» **Data supplied**:
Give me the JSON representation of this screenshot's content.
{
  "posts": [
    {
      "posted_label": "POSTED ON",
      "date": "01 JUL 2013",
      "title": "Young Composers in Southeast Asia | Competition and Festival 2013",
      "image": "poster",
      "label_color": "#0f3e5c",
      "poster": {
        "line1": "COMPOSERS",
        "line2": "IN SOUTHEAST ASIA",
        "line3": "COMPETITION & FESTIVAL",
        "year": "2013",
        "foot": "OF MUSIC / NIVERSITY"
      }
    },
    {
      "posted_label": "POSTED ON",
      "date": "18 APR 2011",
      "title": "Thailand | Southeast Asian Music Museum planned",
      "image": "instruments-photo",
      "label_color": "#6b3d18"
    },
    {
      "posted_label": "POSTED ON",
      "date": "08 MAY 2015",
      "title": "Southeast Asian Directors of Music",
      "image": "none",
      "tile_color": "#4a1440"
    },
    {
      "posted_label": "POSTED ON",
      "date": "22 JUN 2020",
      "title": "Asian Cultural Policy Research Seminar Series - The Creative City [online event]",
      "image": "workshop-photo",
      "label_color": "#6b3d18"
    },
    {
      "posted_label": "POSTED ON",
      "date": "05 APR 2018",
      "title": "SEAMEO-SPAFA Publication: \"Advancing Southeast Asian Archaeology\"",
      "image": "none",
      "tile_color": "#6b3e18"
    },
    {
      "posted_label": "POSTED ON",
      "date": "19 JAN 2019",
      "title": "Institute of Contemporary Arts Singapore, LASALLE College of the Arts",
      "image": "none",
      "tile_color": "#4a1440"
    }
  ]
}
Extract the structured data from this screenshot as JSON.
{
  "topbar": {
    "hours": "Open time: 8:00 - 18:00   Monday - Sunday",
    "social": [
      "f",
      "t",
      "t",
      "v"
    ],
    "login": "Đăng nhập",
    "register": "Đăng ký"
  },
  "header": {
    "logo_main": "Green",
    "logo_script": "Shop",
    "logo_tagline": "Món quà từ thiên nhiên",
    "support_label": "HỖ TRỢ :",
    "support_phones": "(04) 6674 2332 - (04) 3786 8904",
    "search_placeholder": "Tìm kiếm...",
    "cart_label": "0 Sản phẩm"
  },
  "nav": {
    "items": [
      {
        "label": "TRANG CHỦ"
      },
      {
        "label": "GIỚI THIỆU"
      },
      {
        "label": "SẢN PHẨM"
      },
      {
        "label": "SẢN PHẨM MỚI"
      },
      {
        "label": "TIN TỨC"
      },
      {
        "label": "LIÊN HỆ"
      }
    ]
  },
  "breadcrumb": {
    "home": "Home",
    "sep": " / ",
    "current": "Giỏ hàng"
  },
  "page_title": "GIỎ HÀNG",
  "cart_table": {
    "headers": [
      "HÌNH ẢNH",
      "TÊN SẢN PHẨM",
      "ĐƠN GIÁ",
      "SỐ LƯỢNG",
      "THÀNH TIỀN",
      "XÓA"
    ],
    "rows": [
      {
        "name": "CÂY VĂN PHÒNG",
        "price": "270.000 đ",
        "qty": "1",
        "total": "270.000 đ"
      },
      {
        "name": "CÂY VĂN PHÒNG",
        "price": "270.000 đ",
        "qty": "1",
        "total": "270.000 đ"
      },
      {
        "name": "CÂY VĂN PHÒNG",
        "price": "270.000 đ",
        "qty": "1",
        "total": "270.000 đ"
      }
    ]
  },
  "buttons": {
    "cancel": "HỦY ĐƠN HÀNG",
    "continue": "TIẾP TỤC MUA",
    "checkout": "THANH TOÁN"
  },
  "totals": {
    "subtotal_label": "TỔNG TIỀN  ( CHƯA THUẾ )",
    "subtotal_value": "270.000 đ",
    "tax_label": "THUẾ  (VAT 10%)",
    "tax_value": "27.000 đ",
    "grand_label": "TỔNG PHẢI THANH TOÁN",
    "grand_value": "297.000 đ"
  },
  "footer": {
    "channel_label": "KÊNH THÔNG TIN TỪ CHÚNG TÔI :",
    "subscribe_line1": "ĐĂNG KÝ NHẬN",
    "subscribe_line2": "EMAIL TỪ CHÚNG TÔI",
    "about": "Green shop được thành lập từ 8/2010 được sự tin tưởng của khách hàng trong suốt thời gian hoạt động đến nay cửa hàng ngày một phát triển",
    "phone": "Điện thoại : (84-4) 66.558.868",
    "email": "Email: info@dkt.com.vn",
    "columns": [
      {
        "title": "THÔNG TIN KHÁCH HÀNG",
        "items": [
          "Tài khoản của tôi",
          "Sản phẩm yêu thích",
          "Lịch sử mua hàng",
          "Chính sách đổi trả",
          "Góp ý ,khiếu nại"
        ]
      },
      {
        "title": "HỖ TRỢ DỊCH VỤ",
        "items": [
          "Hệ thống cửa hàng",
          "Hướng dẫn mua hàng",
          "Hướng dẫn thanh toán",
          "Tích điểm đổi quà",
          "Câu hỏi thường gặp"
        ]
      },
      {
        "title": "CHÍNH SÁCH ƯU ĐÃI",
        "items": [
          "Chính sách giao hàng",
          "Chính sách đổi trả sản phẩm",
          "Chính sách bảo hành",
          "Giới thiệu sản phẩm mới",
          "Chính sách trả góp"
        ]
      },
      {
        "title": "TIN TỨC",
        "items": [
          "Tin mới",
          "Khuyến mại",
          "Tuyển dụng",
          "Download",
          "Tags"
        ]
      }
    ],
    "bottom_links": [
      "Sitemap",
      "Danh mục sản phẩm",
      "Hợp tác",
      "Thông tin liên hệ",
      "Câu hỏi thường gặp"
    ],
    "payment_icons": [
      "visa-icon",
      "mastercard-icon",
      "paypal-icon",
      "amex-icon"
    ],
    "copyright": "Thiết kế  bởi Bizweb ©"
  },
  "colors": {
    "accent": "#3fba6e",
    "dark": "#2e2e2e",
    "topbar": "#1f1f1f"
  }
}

» **What to produce**: Copy down the material exactly as written.

» **Right answer**:
Give me the JSON representation of this screenshot's content.
{
  "posts": [
    {
      "posted_label": "POSTED ON",
      "date": "01 JUL 2013",
      "title": "Young Composers in Southeast Asia | Competition and Festival 2013",
      "image": "poster",
      "label_color": "#0f3e5c",
      "poster": {
        "line1": "COMPOSERS",
        "line2": "IN SOUTHEAST ASIA",
        "line3": "COMPETITION & FESTIVAL",
        "year": "2013",
        "foot": "OF MUSIC / NIVERSITY"
      }
    },
    {
      "posted_label": "POSTED ON",
      "date": "18 APR 2011",
      "title": "Thailand | Southeast Asian Music Museum planned",
      "image": "instruments-photo",
      "label_color": "#6b3d18"
    },
    {
      "posted_label": "POSTED ON",
      "date": "08 MAY 2015",
      "title": "Southeast Asian Directors of Music",
      "image": "none",
      "tile_color": "#4a1440"
    },
    {
      "posted_label": "POSTED ON",
      "date": "22 JUN 2020",
      "title": "Asian Cultural Policy Research Seminar Series - The Creative City [online event]",
      "image": "workshop-photo",
      "label_color": "#6b3d18"
    },
    {
      "posted_label": "POSTED ON",
      "date": "05 APR 2018",
      "title": "SEAMEO-SPAFA Publication: \"Advancing Southeast Asian Archaeology\"",
      "image": "none",
      "tile_color": "#6b3e18"
    },
    {
      "posted_label": "POSTED ON",
      "date": "19 JAN 2019",
      "title": "Institute of Contemporary Arts Singapore, LASALLE College of the Arts",
      "image": "none",
      "tile_color": "#4a1440"
    }
  ]
}
Extract the structured data from this screenshot as JSON.
{
  "topbar": {
    "hours": "Open time: 8:00 - 18:00   Monday - Sunday",
    "social": [
      "f",
      "t",
      "t",
      "v"
    ],
    "login": "Đăng nhập",
    "register": "Đăng ký"
  },
  "header": {
    "logo_main": "Green",
    "logo_script": "Shop",
    "logo_tagline": "Món quà từ thiên nhiên",
    "support_label": "HỖ TRỢ :",
    "support_phones": "(04) 6674 2332 - (04) 3786 8904",
    "search_placeholder": "Tìm kiếm...",
    "cart_label": "0 Sản phẩm"
  },
  "nav": {
    "items": [
      {
        "label": "TRANG CHỦ"
      },
      {
        "label": "GIỚI THIỆU"
      },
      {
        "label": "SẢN PHẨM"
      },
      {
        "label": "SẢN PHẨM MỚI"
      },
      {
        "label": "TIN TỨC"
      },
      {
        "label": "LIÊN HỆ"
      }
    ]
  },
  "breadcrumb": {
    "home": "Home",
    "sep": " / ",
    "current": "Giỏ hàng"
  },
  "page_title": "GIỎ HÀNG",
  "cart_table": {
    "headers": [
      "HÌNH ẢNH",
      "TÊN SẢN PHẨM",
      "ĐƠN GIÁ",
      "SỐ LƯỢNG",
      "THÀNH TIỀN",
      "XÓA"
    ],
    "rows": [
      {
        "name": "CÂY VĂN PHÒNG",
        "price": "270.000 đ",
        "qty": "1",
        "total": "270.000 đ"
      },
      {
        "name": "CÂY VĂN PHÒNG",
        "price": "270.000 đ",
        "qty": "1",
        "total": "270.000 đ"
      },
      {
        "name": "CÂY VĂN PHÒNG",
        "price": "270.000 đ",
        "qty": "1",
        "total": "270.000 đ"
      }
    ]
  },
  "buttons": {
    "cancel": "HỦY ĐƠN HÀNG",
    "continue": "TIẾP TỤC MUA",
    "checkout": "THANH TOÁN"
  },
  "totals": {
    "subtotal_label": "TỔNG TIỀN  ( CHƯA THUẾ )",
    "subtotal_value": "270.000 đ",
    "tax_label": "THUẾ  (VAT 10%)",
    "tax_value": "27.000 đ",
    "grand_label": "TỔNG PHẢI THANH TOÁN",
    "grand_value": "297.000 đ"
  },
  "footer": {
    "channel_label": "KÊNH THÔNG TIN TỪ CHÚNG TÔI :",
    "subscribe_line1": "ĐĂNG KÝ NHẬN",
    "subscribe_line2": "EMAIL TỪ CHÚNG TÔI",
    "about": "Green shop được thành lập từ 8/2010 được sự tin tưởng của khách hàng trong suốt thời gian hoạt động đến nay cửa hàng ngày một phát triển",
    "phone": "Điện thoại : (84-4) 66.558.868",
    "email": "Email: info@dkt.com.vn",
    "columns": [
      {
        "title": "THÔNG TIN KHÁCH HÀNG",
        "items": [
          "Tài khoản của tôi",
          "Sản phẩm yêu thích",
          "Lịch sử mua hàng",
          "Chính sách đổi trả",
          "Góp ý ,khiếu nại"
        ]
      },
      {
        "title": "HỖ TRỢ DỊCH VỤ",
        "items": [
          "Hệ thống cửa hàng",
          "Hướng dẫn mua hàng",
          "Hướng dẫn thanh toán",
          "Tích điểm đổi quà",
          "Câu hỏi thường gặp"
        ]
      },
      {
        "title": "CHÍNH SÁCH ƯU ĐÃI",
        "items": [
          "Chính sách giao hàng",
          "Chính sách đổi trả sản phẩm",
          "Chính sách bảo hành",
          "Giới thiệu sản phẩm mới",
          "Chính sách trả góp"
        ]
      },
      {
        "title": "TIN TỨC",
        "items": [
          "Tin mới",
          "Khuyến mại",
          "Tuyển dụng",
          "Download",
          "Tags"
        ]
      }
    ],
    "bottom_links": [
      "Sitemap",
      "Danh mục sản phẩm",
      "Hợp tác",
      "Thông tin liên hệ",
      "Câu hỏi thường gặp"
    ],
    "payment_icons": [
      "visa-icon",
      "mastercard-icon",
      "paypal-icon",
      "amex-icon"
    ],
    "copyright": "Thiết kế  bởi Bizweb ©"
  },
  "colors": {
    "accent": "#3fba6e",
    "dark": "#2e2e2e",
    "topbar": "#1f1f1f"
  }
}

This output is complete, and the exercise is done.